→ GIVEN INSTRUCTION: Copy out the entries in full and with complete accuracy; pictures are excluded.
────────────────────
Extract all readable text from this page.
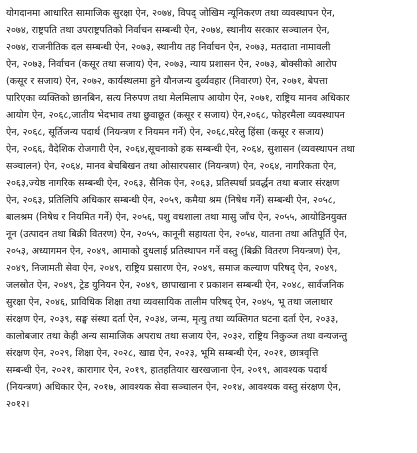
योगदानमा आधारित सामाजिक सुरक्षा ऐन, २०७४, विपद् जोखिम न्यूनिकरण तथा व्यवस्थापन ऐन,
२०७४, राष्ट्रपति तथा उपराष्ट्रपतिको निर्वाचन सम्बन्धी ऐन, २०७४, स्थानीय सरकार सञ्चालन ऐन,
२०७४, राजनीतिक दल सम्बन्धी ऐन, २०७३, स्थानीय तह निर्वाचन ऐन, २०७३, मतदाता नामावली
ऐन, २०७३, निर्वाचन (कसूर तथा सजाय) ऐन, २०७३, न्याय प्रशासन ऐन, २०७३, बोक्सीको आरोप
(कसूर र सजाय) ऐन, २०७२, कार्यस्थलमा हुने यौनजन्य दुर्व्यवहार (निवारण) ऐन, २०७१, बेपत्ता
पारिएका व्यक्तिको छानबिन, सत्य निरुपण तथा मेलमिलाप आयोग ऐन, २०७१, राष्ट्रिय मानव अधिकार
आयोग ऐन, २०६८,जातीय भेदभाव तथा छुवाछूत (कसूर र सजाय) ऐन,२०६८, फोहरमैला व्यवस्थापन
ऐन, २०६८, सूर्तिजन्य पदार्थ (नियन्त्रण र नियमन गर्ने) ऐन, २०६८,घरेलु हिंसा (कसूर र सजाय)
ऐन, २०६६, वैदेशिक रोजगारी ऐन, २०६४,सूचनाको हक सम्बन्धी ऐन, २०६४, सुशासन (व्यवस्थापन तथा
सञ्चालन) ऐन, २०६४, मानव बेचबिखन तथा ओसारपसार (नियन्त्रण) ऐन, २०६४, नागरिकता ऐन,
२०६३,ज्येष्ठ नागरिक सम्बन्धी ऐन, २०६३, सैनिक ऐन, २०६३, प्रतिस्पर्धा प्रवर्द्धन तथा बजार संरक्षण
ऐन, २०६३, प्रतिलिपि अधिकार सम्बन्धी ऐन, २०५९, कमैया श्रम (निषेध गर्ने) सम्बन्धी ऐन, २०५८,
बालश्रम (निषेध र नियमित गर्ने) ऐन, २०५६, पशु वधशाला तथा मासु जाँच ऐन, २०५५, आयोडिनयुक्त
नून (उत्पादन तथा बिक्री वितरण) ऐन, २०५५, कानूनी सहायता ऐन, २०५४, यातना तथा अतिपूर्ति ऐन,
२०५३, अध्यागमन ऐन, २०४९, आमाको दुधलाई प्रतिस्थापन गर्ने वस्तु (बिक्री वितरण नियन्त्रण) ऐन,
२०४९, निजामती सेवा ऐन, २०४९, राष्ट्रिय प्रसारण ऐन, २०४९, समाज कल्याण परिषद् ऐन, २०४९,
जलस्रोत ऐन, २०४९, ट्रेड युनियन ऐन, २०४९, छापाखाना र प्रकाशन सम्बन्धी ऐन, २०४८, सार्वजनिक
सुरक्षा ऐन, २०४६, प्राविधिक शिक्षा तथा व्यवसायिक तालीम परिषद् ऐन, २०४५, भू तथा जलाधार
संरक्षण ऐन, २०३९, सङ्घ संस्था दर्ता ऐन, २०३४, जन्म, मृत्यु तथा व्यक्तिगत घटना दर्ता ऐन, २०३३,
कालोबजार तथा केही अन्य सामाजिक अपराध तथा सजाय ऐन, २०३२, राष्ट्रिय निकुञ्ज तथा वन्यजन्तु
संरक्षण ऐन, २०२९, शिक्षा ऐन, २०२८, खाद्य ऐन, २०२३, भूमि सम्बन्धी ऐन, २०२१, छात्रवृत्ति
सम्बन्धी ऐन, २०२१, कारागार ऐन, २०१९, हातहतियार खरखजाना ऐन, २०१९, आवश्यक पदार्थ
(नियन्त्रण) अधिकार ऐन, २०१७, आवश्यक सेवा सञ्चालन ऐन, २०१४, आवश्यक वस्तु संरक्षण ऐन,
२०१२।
────────────────────
→ FULL OUTPUT:
Extract all readable text from this page.
योगदानमा आधारित सामाजिक सुरक्षा ऐन, २०७४, विपद् जोखिम न्यूनिकरण तथा व्यवस्थापन ऐन,
२०७४, राष्ट्रपति तथा उपराष्ट्रपतिको निर्वाचन सम्बन्धी ऐन, २०७४, स्थानीय सरकार सञ्चालन ऐन,
२०७४, राजनीतिक दल सम्बन्धी ऐन, २०७३, स्थानीय तह निर्वाचन ऐन, २०७३, मतदाता नामावली
ऐन, २०७३, निर्वाचन (कसूर तथा सजाय) ऐन, २०७३, न्याय प्रशासन ऐन, २०७३, बोक्सीको आरोप
(कसूर र सजाय) ऐन, २०७२, कार्यस्थलमा हुने यौनजन्य दुर्व्यवहार (निवारण) ऐन, २०७१, बेपत्ता
पारिएका व्यक्तिको छानबिन, सत्य निरुपण तथा मेलमिलाप आयोग ऐन, २०७१, राष्ट्रिय मानव अधिकार
आयोग ऐन, २०६८,जातीय भेदभाव तथा छुवाछूत (कसूर र सजाय) ऐन,२०६८, फोहरमैला व्यवस्थापन
ऐन, २०६८, सूर्तिजन्य पदार्थ (नियन्त्रण र नियमन गर्ने) ऐन, २०६८,घरेलु हिंसा (कसूर र सजाय)
ऐन, २०६६, वैदेशिक रोजगारी ऐन, २०६४,सूचनाको हक सम्बन्धी ऐन, २०६४, सुशासन (व्यवस्थापन तथा
सञ्चालन) ऐन, २०६४, मानव बेचबिखन तथा ओसारपसार (नियन्त्रण) ऐन, २०६४, नागरिकता ऐन,
२०६३,ज्येष्ठ नागरिक सम्बन्धी ऐन, २०६३, सैनिक ऐन, २०६३, प्रतिस्पर्धा प्रवर्द्धन तथा बजार संरक्षण
ऐन, २०६३, प्रतिलिपि अधिकार सम्बन्धी ऐन, २०५९, कमैया श्रम (निषेध गर्ने) सम्बन्धी ऐन, २०५८,
बालश्रम (निषेध र नियमित गर्ने) ऐन, २०५६, पशु वधशाला तथा मासु जाँच ऐन, २०५५, आयोडिनयुक्त
नून (उत्पादन तथा बिक्री वितरण) ऐन, २०५५, कानूनी सहायता ऐन, २०५४, यातना तथा अतिपूर्ति ऐन,
२०५३, अध्यागमन ऐन, २०४९, आमाको दुधलाई प्रतिस्थापन गर्ने वस्तु (बिक्री वितरण नियन्त्रण) ऐन,
२०४९, निजामती सेवा ऐन, २०४९, राष्ट्रिय प्रसारण ऐन, २०४९, समाज कल्याण परिषद् ऐन, २०४९,
जलस्रोत ऐन, २०४९, ट्रेड युनियन ऐन, २०४९, छापाखाना र प्रकाशन सम्बन्धी ऐन, २०४८, सार्वजनिक
सुरक्षा ऐन, २०४६, प्राविधिक शिक्षा तथा व्यवसायिक तालीम परिषद् ऐन, २०४५, भू तथा जलाधार
संरक्षण ऐन, २०३९, सङ्घ संस्था दर्ता ऐन, २०३४, जन्म, मृत्यु तथा व्यक्तिगत घटना दर्ता ऐन, २०३३,
कालोबजार तथा केही अन्य सामाजिक अपराध तथा सजाय ऐन, २०३२, राष्ट्रिय निकुञ्ज तथा वन्यजन्तु
संरक्षण ऐन, २०२९, शिक्षा ऐन, २०२८, खाद्य ऐन, २०२३, भूमि सम्बन्धी ऐन, २०२१, छात्रवृत्ति
सम्बन्धी ऐन, २०२१, कारागार ऐन, २०१९, हातहतियार खरखजाना ऐन, २०१९, आवश्यक पदार्थ
(नियन्त्रण) अधिकार ऐन, २०१७, आवश्यक सेवा सञ्चालन ऐन, २०१४, आवश्यक वस्तु संरक्षण ऐन,
२०१२।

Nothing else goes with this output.